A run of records
● ● ● ●
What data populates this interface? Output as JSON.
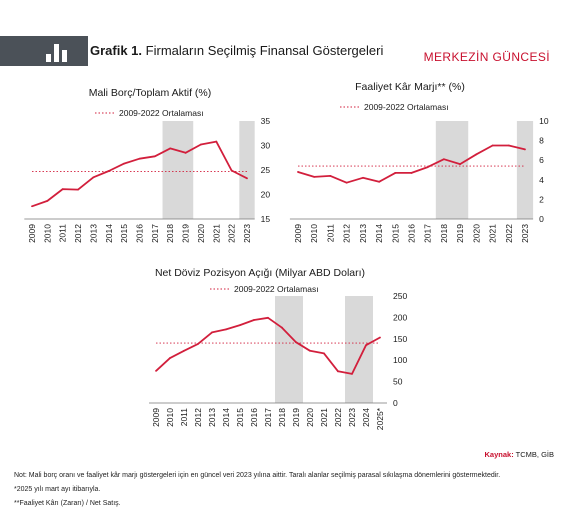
{
  "header": {
    "label": "Grafik 1.",
    "title": "Firmaların Seçilmiş Finansal Göstergeleri",
    "brand": "MERKEZİN GÜNCESİ",
    "icon": "bar-chart-icon"
  },
  "colors": {
    "series": "#d21f3c",
    "band": "#d9d9d9",
    "header": "#4b5158",
    "brand": "#c8102e"
  },
  "chart_data": [
    {
      "type": "line",
      "title": "Mali Borç/Toplam Aktif (%)",
      "legend": "2009-2022 Ortalaması",
      "x": [
        "2009",
        "2010",
        "2011",
        "2012",
        "2013",
        "2014",
        "2015",
        "2016",
        "2017",
        "2018",
        "2019",
        "2020",
        "2021",
        "2022",
        "2023"
      ],
      "series": [
        {
          "values": [
            17.6,
            18.7,
            21.1,
            21.0,
            23.5,
            24.8,
            26.3,
            27.3,
            27.8,
            29.4,
            28.5,
            30.2,
            30.8,
            24.9,
            23.3
          ]
        }
      ],
      "average": 24.7,
      "ylim": [
        15,
        35
      ],
      "yticks": [
        15,
        20,
        25,
        30,
        35
      ],
      "yaxis": "right",
      "shaded": [
        [
          "2018",
          "2019"
        ],
        [
          "2023",
          "2023"
        ]
      ]
    },
    {
      "type": "line",
      "title": "Faaliyet Kâr Marjı** (%)",
      "legend": "2009-2022 Ortalaması",
      "x": [
        "2009",
        "2010",
        "2011",
        "2012",
        "2013",
        "2014",
        "2015",
        "2016",
        "2017",
        "2018",
        "2019",
        "2020",
        "2021",
        "2022",
        "2023"
      ],
      "series": [
        {
          "values": [
            4.8,
            4.3,
            4.4,
            3.7,
            4.2,
            3.8,
            4.7,
            4.7,
            5.3,
            6.1,
            5.6,
            6.6,
            7.5,
            7.5,
            7.1
          ]
        }
      ],
      "average": 5.4,
      "ylim": [
        0,
        10
      ],
      "yticks": [
        0,
        2,
        4,
        6,
        8,
        10
      ],
      "yaxis": "right",
      "shaded": [
        [
          "2018",
          "2019"
        ],
        [
          "2023",
          "2023"
        ]
      ]
    },
    {
      "type": "line",
      "title": "Net Döviz Pozisyon Açığı (Milyar ABD Doları)",
      "legend": "2009-2022 Ortalaması",
      "x": [
        "2009",
        "2010",
        "2011",
        "2012",
        "2013",
        "2014",
        "2015",
        "2016",
        "2017",
        "2018",
        "2019",
        "2020",
        "2021",
        "2022",
        "2023",
        "2024",
        "2025*"
      ],
      "series": [
        {
          "values": [
            75,
            105,
            122,
            138,
            165,
            172,
            182,
            194,
            199,
            176,
            142,
            122,
            116,
            74,
            68,
            135,
            153
          ]
        }
      ],
      "average": 140,
      "ylim": [
        0,
        250
      ],
      "yticks": [
        0,
        50,
        100,
        150,
        200,
        250
      ],
      "yaxis": "right",
      "shaded": [
        [
          "2018",
          "2019"
        ],
        [
          "2023",
          "2024"
        ]
      ]
    }
  ],
  "source": {
    "label": "Kaynak:",
    "text": "TCMB, GİB"
  },
  "notes": [
    "Not: Mali borç oranı ve faaliyet kâr marjı göstergeleri için en güncel veri 2023 yılına aittir. Taralı alanlar seçilmiş parasal sıkılaşma dönemlerini göstermektedir.",
    "*2025 yılı mart ayı itibarıyla.",
    "**Faaliyet Kârı (Zararı) / Net Satış."
  ]
}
● ● ● ●
**What to produce**
Gather each line from the listing above that holds "Mali".

**Answer for the task**
      "title": "Mali Borç/Toplam Aktif (%)",
    "Not: Mali borç oranı ve faaliyet kâr marjı göstergeleri için en güncel veri 2023 yılına aittir. Taralı alanlar seçilmiş parasal sıkılaşma dönemlerini göstermektedir.",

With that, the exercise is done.